* _WORK REQUIRED_: Show only lines that include "Evidence".

[Items listed in a dataset]
# # # #
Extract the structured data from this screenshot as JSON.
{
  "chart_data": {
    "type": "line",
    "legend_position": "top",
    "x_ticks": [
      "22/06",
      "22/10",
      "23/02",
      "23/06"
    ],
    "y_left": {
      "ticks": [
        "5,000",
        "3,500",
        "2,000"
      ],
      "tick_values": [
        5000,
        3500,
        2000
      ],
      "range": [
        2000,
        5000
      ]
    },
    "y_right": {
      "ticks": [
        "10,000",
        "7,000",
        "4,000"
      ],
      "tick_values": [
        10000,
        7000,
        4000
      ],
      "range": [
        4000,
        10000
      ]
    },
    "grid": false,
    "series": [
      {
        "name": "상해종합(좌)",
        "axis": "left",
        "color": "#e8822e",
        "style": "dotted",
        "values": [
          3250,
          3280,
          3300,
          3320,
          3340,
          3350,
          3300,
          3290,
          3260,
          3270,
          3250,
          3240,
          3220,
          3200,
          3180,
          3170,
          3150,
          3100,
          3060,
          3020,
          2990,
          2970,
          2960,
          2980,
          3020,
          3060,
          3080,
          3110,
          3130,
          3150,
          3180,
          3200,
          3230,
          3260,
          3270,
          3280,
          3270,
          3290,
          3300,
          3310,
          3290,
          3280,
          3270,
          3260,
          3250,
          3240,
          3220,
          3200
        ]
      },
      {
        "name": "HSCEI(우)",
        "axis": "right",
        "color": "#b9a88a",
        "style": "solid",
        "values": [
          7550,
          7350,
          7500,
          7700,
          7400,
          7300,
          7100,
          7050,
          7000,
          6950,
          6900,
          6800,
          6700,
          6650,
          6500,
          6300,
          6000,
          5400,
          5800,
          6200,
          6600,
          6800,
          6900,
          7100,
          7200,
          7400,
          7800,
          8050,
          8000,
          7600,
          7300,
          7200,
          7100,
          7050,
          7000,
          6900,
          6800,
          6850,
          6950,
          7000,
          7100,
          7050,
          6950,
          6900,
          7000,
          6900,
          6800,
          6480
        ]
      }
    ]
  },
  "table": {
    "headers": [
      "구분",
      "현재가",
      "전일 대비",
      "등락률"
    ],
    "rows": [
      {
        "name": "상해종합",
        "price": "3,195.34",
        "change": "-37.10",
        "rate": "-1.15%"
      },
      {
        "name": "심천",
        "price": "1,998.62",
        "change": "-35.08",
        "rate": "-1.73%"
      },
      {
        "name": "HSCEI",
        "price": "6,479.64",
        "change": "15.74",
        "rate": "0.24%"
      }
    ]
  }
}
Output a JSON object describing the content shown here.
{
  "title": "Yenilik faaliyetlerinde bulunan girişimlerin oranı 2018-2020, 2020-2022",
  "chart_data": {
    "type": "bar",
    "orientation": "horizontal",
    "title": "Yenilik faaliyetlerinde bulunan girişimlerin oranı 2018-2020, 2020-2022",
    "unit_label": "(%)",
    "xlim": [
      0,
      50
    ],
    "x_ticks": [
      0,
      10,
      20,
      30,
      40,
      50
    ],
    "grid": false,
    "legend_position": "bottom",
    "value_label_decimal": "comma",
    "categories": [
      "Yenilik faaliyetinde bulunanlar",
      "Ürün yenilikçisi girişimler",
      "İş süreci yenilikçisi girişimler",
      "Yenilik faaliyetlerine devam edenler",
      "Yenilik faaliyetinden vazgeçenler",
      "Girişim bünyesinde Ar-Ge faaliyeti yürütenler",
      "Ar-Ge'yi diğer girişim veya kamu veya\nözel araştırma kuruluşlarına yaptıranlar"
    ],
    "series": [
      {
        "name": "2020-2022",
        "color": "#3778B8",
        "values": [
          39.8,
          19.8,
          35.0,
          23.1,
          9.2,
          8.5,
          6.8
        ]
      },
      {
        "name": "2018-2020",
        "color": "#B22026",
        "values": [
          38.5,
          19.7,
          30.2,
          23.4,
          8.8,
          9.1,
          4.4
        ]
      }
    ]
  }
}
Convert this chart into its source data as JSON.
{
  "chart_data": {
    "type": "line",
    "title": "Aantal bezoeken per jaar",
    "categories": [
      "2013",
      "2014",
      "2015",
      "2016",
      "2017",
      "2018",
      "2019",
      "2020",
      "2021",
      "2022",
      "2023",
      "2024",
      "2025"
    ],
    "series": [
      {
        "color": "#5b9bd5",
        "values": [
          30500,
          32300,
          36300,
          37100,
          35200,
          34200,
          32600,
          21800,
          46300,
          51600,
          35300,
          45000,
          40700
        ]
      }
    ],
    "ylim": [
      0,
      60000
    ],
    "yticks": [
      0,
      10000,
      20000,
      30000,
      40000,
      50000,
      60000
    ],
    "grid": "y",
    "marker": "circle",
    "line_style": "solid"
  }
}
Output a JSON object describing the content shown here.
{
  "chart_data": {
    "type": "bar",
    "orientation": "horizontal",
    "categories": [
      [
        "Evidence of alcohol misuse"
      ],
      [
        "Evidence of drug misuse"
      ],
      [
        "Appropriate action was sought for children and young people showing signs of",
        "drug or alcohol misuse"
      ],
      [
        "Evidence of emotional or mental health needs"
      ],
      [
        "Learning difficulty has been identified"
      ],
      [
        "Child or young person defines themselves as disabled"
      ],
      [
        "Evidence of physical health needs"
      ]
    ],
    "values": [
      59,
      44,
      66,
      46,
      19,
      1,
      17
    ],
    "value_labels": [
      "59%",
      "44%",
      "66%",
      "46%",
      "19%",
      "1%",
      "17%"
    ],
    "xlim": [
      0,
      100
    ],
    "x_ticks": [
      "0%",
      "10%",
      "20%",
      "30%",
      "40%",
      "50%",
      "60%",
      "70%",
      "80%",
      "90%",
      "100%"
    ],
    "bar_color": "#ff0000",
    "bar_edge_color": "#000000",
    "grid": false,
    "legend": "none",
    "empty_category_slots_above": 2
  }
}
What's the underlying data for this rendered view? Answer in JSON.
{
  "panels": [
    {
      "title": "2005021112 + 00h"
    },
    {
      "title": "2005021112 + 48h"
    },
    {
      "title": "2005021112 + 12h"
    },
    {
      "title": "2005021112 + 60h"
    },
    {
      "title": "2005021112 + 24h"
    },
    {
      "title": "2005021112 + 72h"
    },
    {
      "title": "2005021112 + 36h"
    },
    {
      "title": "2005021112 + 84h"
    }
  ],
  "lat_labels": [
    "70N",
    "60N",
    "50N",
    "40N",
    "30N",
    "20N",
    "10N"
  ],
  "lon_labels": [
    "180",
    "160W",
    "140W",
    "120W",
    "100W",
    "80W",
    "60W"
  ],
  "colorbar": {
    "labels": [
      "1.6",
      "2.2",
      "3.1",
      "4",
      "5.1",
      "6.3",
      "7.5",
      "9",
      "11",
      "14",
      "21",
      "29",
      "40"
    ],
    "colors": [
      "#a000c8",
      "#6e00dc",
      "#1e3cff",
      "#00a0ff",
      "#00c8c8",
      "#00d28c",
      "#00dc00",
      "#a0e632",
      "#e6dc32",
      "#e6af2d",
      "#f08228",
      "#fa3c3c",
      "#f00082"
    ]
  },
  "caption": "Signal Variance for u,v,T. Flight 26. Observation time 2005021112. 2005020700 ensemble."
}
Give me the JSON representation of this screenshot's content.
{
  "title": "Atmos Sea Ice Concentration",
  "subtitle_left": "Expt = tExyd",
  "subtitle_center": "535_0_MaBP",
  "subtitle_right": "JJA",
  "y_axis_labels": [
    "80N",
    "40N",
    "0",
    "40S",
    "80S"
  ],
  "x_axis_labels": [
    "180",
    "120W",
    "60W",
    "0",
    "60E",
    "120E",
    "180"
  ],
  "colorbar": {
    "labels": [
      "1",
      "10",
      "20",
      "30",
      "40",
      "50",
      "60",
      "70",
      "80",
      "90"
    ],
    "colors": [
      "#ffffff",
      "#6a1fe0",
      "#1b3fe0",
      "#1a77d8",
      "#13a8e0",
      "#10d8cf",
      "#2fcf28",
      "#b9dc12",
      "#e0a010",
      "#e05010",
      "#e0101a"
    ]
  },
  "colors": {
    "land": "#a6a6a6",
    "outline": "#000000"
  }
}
# # # #
* _OUTPUT OF THE TASK_:
        "Evidence of alcohol misuse"
        "Evidence of drug misuse"
        "Evidence of emotional or mental health needs"
        "Evidence of physical health needs"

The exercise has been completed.